_Task statement:_
In the rows below, change "x-axis-tick" to "x-tick" wherever it appears and leave everything else unchanged.

(Element location listings)
========================

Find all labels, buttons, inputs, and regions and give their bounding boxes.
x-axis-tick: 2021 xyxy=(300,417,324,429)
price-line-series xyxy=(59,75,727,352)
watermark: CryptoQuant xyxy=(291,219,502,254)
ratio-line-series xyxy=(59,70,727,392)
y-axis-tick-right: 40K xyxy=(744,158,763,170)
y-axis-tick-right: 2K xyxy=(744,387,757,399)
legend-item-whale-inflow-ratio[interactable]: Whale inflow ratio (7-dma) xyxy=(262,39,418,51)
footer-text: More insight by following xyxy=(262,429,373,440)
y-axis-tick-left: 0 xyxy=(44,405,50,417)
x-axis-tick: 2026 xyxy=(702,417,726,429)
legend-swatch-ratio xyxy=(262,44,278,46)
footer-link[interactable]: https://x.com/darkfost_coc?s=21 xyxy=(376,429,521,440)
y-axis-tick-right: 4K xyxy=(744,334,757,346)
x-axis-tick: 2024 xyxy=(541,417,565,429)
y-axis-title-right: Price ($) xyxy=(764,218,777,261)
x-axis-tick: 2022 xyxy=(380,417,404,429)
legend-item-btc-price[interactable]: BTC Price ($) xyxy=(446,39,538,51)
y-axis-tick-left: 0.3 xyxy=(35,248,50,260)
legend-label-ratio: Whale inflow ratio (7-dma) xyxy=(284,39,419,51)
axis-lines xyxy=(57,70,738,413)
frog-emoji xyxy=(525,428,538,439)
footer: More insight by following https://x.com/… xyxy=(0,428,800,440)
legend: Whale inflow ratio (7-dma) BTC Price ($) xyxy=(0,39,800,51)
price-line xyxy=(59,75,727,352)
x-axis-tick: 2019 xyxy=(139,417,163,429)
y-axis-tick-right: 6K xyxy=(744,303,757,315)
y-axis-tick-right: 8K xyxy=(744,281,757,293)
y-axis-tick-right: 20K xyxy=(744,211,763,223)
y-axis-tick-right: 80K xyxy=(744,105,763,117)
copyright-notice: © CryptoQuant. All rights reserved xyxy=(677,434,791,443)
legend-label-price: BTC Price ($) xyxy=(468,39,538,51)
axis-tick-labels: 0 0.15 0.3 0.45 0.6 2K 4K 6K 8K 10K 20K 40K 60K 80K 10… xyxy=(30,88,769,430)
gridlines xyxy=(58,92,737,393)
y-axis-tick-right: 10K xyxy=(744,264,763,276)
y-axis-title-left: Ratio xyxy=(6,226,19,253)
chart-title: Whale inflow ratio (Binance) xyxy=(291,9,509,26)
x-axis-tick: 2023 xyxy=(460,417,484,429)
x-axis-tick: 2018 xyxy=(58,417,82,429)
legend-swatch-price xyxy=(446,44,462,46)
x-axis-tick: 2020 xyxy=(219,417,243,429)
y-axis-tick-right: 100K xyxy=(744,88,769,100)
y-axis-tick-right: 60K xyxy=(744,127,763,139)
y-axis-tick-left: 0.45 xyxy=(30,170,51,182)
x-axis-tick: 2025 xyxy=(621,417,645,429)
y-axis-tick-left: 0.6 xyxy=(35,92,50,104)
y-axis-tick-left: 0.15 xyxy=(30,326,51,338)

========================

_In response:_
Find all labels, buttons, inputs, and regions and give their bounding boxes.
x-tick: 2021 xyxy=(300,417,324,429)
price-line-series xyxy=(59,75,727,352)
watermark: CryptoQuant xyxy=(291,219,502,254)
ratio-line-series xyxy=(59,70,727,392)
y-axis-tick-right: 40K xyxy=(744,158,763,170)
y-axis-tick-right: 2K xyxy=(744,387,757,399)
legend-item-whale-inflow-ratio[interactable]: Whale inflow ratio (7-dma) xyxy=(262,39,418,51)
footer-text: More insight by following xyxy=(262,429,373,440)
y-axis-tick-left: 0 xyxy=(44,405,50,417)
x-tick: 2026 xyxy=(702,417,726,429)
legend-swatch-ratio xyxy=(262,44,278,46)
footer-link[interactable]: https://x.com/darkfost_coc?s=21 xyxy=(376,429,521,440)
y-axis-tick-right: 4K xyxy=(744,334,757,346)
x-tick: 2024 xyxy=(541,417,565,429)
y-axis-title-right: Price ($) xyxy=(764,218,777,261)
x-tick: 2022 xyxy=(380,417,404,429)
legend-item-btc-price[interactable]: BTC Price ($) xyxy=(446,39,538,51)
y-axis-tick-left: 0.3 xyxy=(35,248,50,260)
legend-label-ratio: Whale inflow ratio (7-dma) xyxy=(284,39,419,51)
axis-lines xyxy=(57,70,738,413)
frog-emoji xyxy=(525,428,538,439)
footer: More insight by following https://x.com/… xyxy=(0,428,800,440)
legend: Whale inflow ratio (7-dma) BTC Price ($) xyxy=(0,39,800,51)
price-line xyxy=(59,75,727,352)
x-tick: 2019 xyxy=(139,417,163,429)
y-axis-tick-right: 6K xyxy=(744,303,757,315)
y-axis-tick-right: 8K xyxy=(744,281,757,293)
y-axis-tick-right: 20K xyxy=(744,211,763,223)
y-axis-tick-right: 80K xyxy=(744,105,763,117)
copyright-notice: © CryptoQuant. All rights reserved xyxy=(677,434,791,443)
legend-label-price: BTC Price ($) xyxy=(468,39,538,51)
axis-tick-labels: 0 0.15 0.3 0.45 0.6 2K 4K 6K 8K 10K 20K 40K 60K 80K 10… xyxy=(30,88,769,430)
gridlines xyxy=(58,92,737,393)
y-axis-tick-right: 10K xyxy=(744,264,763,276)
y-axis-title-left: Ratio xyxy=(6,226,19,253)
chart-title: Whale inflow ratio (Binance) xyxy=(291,9,509,26)
x-tick: 2023 xyxy=(460,417,484,429)
x-tick: 2018 xyxy=(58,417,82,429)
legend-swatch-price xyxy=(446,44,462,46)
x-tick: 2020 xyxy=(219,417,243,429)
y-axis-tick-right: 100K xyxy=(744,88,769,100)
y-axis-tick-right: 60K xyxy=(744,127,763,139)
y-axis-tick-left: 0.45 xyxy=(30,170,51,182)
x-tick: 2025 xyxy=(621,417,645,429)
y-axis-tick-left: 0.6 xyxy=(35,92,50,104)
y-axis-tick-left: 0.15 xyxy=(30,326,51,338)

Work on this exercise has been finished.